_What is asked_. From the entries that follow, gather each line holding the word "assignment".

Material shown start

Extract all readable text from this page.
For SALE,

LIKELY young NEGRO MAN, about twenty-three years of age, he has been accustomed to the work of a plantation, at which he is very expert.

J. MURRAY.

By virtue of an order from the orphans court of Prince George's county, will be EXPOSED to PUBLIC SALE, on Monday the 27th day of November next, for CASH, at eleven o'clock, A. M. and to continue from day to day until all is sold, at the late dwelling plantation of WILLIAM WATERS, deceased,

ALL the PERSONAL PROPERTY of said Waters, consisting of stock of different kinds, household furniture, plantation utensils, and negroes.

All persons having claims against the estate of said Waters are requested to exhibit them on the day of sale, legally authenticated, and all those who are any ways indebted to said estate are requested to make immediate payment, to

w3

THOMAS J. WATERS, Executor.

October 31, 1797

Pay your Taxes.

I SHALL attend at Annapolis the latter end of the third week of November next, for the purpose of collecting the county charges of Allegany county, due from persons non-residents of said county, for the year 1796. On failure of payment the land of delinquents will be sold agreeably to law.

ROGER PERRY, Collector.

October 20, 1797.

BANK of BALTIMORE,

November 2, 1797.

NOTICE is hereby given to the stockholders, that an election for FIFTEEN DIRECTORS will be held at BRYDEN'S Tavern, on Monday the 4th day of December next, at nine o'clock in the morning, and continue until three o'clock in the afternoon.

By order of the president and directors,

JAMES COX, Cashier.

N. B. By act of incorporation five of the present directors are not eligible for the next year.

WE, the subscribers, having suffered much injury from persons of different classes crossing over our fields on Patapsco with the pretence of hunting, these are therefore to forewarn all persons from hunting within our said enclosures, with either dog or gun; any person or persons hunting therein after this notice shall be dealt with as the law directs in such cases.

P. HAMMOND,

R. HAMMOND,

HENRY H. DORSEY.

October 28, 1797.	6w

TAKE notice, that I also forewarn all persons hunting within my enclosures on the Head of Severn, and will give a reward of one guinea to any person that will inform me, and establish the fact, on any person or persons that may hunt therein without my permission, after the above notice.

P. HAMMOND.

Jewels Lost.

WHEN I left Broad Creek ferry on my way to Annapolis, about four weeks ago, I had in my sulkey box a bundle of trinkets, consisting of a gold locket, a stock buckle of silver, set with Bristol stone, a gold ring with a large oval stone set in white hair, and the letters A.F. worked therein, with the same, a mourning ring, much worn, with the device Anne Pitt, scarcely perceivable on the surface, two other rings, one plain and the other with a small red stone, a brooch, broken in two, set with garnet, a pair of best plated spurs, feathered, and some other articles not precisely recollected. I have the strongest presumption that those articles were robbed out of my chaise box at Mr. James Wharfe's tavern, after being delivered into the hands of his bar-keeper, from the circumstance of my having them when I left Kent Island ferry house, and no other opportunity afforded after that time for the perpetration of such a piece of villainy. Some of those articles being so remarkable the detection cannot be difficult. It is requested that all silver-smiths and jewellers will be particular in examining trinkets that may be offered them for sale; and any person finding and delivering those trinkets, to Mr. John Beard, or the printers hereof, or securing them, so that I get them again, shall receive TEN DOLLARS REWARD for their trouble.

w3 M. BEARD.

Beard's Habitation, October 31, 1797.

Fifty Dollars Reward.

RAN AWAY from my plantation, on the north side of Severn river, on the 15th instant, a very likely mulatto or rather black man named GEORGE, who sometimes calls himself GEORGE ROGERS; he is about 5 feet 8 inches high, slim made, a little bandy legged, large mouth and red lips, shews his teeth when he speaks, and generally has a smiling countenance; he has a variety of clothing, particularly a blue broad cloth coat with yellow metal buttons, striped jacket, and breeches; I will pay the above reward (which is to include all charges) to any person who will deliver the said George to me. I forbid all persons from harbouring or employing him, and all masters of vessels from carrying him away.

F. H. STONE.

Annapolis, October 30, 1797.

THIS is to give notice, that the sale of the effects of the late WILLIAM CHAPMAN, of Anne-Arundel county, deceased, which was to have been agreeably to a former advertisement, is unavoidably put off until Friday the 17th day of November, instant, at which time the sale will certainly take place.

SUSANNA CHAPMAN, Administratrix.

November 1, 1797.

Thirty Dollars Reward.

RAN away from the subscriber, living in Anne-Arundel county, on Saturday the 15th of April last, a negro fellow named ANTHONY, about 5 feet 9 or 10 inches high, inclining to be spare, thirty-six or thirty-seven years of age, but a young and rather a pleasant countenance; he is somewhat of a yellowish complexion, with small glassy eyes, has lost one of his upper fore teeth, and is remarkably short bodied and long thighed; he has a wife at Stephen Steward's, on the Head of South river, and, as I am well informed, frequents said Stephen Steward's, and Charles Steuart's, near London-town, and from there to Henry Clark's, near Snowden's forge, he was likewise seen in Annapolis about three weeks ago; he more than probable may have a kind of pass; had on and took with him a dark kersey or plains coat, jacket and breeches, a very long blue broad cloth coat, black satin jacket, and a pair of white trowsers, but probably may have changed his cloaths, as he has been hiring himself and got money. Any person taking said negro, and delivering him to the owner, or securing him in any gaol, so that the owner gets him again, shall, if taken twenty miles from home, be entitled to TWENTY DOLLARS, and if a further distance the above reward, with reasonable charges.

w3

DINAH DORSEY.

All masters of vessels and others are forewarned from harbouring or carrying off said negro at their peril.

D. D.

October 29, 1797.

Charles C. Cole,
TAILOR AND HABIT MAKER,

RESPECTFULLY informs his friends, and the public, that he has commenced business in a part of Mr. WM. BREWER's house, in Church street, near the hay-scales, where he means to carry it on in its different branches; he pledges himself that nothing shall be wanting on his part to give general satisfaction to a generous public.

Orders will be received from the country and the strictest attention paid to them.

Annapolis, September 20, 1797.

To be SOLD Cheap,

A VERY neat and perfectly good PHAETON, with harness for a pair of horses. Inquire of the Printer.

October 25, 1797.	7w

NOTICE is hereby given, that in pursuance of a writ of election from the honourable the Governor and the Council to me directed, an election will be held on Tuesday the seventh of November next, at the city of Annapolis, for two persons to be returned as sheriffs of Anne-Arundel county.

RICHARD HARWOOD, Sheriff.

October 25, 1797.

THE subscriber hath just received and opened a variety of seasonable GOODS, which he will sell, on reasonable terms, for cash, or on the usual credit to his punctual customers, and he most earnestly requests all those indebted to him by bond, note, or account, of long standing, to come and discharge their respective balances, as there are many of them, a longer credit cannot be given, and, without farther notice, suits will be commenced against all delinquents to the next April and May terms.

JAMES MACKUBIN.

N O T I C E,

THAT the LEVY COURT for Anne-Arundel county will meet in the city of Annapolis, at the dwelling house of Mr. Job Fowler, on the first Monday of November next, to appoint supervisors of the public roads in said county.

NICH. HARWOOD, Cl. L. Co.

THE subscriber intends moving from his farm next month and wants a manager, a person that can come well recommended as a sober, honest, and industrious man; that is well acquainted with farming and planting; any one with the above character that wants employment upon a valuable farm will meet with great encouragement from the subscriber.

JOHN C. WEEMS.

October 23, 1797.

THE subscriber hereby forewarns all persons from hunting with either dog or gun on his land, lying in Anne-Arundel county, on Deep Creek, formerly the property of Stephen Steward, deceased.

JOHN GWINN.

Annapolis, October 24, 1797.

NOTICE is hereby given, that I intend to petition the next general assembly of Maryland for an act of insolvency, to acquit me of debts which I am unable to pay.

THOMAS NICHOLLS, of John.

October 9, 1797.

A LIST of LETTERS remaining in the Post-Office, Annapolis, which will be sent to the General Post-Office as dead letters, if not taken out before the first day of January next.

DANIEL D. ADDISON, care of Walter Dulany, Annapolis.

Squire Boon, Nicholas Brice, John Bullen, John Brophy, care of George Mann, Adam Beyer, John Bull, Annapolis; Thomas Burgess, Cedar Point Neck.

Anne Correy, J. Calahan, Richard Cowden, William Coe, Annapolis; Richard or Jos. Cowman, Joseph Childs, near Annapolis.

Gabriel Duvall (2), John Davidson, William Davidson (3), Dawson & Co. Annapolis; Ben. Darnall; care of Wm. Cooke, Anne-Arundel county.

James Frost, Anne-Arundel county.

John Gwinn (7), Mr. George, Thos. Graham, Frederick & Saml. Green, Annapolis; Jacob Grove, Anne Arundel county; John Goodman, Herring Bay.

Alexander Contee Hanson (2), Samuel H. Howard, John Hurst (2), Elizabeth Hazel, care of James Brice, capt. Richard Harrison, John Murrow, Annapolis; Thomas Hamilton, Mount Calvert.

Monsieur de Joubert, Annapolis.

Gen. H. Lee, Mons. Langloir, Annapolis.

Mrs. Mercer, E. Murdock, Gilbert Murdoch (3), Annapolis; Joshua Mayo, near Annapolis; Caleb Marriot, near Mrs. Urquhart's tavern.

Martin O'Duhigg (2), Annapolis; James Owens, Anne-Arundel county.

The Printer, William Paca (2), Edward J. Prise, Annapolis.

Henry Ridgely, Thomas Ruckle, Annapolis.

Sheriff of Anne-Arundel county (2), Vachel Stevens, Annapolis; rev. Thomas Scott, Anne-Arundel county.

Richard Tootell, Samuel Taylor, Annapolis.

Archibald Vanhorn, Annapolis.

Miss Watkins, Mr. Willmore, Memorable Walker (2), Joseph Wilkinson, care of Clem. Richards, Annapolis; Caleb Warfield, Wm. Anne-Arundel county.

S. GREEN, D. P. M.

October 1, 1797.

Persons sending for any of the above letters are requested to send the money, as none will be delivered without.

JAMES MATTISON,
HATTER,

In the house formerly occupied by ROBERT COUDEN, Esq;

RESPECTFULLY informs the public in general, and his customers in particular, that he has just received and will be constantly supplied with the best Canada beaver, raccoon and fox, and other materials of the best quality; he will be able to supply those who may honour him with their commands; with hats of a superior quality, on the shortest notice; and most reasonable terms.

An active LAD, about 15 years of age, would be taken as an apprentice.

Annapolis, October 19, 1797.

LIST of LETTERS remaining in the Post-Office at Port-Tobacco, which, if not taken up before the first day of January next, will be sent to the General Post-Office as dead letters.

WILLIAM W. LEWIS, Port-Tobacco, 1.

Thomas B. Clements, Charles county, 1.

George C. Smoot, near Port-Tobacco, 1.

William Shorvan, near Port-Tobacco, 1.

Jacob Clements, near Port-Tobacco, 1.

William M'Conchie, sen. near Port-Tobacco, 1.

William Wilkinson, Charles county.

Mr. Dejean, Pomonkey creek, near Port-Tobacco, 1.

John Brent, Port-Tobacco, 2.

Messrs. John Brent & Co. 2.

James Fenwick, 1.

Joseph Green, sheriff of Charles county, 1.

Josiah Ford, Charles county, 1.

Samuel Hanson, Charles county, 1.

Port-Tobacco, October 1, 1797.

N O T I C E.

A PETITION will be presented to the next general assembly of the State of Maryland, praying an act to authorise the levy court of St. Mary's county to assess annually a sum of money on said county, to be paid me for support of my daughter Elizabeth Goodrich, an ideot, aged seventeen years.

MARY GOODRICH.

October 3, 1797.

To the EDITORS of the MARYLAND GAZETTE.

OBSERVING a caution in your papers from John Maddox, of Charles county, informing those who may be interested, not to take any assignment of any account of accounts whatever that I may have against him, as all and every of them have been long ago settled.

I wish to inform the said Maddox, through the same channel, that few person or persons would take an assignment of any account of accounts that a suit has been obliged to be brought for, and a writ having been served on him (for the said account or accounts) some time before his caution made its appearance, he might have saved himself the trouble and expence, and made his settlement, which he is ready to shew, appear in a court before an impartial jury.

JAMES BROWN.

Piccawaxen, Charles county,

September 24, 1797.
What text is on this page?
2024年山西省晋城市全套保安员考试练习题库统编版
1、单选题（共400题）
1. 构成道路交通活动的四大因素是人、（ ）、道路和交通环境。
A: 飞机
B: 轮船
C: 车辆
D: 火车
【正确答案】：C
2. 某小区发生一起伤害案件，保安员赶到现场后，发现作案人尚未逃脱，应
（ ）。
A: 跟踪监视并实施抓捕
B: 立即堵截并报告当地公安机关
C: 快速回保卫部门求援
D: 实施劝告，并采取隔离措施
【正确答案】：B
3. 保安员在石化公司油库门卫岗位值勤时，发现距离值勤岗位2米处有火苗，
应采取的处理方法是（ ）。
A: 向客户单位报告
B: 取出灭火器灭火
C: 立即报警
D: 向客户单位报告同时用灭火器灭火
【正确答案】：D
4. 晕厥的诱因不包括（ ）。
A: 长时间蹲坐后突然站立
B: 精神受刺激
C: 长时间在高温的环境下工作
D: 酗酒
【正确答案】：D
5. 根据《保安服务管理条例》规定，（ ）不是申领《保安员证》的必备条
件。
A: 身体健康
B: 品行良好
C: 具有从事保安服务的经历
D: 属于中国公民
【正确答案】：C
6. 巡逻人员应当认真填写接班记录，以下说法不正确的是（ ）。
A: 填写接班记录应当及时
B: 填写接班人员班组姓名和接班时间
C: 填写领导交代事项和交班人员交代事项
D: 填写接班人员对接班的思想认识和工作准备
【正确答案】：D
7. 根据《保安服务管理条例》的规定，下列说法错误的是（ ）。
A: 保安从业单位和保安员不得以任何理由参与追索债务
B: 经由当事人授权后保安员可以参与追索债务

Material shown end

_Solution for this exercise_.
OBSERVING a caution in your papers from John Maddox, of Charles county, informing those who may be interested, not to take any assignment of any account of accounts whatever that I may have against him, as all and every of them have been long ago settled.
I wish to inform the said Maddox, through the same channel, that few person or persons would take an assignment of any account of accounts that a suit has been obliged to be brought for, and a writ having been served on him (for the said account or accounts) some time before his caution made its appearance, he might have saved himself the trouble and expence, and made his settlement, which he is ready to shew, appear in a court before an impartial jury.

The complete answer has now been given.